**Short exercise**
Among the records below, find each line that includes the string "høringssvar" and copy it.

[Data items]
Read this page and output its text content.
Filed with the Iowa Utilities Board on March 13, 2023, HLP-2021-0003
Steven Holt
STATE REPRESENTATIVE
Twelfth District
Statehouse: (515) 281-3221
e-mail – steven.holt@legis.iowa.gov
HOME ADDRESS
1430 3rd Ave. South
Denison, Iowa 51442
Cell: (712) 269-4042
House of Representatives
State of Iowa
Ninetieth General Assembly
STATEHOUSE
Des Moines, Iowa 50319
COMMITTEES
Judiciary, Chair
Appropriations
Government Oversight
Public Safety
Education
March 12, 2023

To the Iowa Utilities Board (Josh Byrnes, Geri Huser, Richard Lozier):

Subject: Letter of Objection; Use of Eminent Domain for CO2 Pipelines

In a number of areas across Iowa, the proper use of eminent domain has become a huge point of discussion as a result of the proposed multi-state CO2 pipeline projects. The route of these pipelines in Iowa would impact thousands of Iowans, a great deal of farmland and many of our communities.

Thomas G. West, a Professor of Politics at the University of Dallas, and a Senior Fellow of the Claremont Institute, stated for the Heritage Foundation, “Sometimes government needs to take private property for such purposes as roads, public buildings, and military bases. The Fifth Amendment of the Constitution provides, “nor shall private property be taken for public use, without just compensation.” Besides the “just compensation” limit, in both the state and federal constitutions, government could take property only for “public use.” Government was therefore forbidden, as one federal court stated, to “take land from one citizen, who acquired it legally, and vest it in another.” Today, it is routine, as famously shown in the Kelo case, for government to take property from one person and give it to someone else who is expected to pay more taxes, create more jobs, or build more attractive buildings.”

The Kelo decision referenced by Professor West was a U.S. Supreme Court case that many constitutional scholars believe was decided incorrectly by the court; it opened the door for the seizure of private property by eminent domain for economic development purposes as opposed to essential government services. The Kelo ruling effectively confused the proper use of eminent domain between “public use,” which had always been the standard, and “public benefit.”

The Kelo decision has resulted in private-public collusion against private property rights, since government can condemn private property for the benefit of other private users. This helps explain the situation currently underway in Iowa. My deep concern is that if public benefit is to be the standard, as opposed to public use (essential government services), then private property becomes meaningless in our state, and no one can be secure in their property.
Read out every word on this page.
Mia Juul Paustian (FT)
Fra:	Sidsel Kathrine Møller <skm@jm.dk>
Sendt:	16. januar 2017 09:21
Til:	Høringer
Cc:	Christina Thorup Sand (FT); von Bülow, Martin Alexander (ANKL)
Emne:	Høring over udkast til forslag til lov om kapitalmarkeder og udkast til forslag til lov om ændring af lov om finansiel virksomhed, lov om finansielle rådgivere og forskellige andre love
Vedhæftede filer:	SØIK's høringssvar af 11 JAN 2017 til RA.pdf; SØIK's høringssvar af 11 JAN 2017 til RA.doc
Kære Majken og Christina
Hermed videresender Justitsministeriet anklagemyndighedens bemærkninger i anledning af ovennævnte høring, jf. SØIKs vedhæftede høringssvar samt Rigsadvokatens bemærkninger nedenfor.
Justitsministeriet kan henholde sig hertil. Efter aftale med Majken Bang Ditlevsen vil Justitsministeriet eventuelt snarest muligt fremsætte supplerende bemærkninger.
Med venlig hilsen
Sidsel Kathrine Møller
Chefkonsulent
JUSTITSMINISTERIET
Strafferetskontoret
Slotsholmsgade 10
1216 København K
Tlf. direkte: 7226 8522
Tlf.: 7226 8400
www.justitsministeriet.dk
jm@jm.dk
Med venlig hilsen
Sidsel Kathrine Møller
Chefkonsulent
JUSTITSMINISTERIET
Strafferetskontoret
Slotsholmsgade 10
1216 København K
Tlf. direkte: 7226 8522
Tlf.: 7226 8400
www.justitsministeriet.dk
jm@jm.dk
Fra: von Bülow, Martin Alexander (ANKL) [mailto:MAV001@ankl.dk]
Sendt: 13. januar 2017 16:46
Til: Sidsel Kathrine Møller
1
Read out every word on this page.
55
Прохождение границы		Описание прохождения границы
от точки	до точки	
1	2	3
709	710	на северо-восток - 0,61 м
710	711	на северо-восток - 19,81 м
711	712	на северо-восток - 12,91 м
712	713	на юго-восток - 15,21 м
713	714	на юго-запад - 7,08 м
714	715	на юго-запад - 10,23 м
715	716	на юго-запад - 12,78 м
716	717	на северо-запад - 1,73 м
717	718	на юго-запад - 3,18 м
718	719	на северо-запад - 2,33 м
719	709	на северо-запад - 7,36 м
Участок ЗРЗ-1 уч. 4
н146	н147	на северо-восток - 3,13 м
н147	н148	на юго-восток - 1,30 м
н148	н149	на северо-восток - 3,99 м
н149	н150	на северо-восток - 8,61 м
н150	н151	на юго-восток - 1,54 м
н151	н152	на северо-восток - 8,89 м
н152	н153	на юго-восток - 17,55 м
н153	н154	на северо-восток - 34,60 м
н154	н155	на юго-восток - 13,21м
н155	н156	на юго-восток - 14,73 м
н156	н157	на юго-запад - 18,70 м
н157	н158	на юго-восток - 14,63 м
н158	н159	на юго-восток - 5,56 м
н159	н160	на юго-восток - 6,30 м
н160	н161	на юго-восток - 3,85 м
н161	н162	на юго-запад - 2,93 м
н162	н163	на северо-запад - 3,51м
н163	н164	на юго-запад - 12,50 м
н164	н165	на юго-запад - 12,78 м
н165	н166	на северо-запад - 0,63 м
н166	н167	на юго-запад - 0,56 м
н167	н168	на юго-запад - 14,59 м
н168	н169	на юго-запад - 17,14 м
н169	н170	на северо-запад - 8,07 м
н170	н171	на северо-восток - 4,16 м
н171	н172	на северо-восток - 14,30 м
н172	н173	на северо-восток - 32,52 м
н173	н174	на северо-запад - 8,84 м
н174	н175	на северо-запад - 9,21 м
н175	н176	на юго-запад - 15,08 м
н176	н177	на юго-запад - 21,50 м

**Exercise solution**
Vedhæftede filer:	SØIK's høringssvar af 11 JAN 2017 til RA.pdf; SØIK's høringssvar af 11 JAN 2017 til RA.doc
Hermed videresender Justitsministeriet anklagemyndighedens bemærkninger i anledning af ovennævnte høring, jf. SØIKs vedhæftede høringssvar samt Rigsadvokatens bemærkninger nedenfor.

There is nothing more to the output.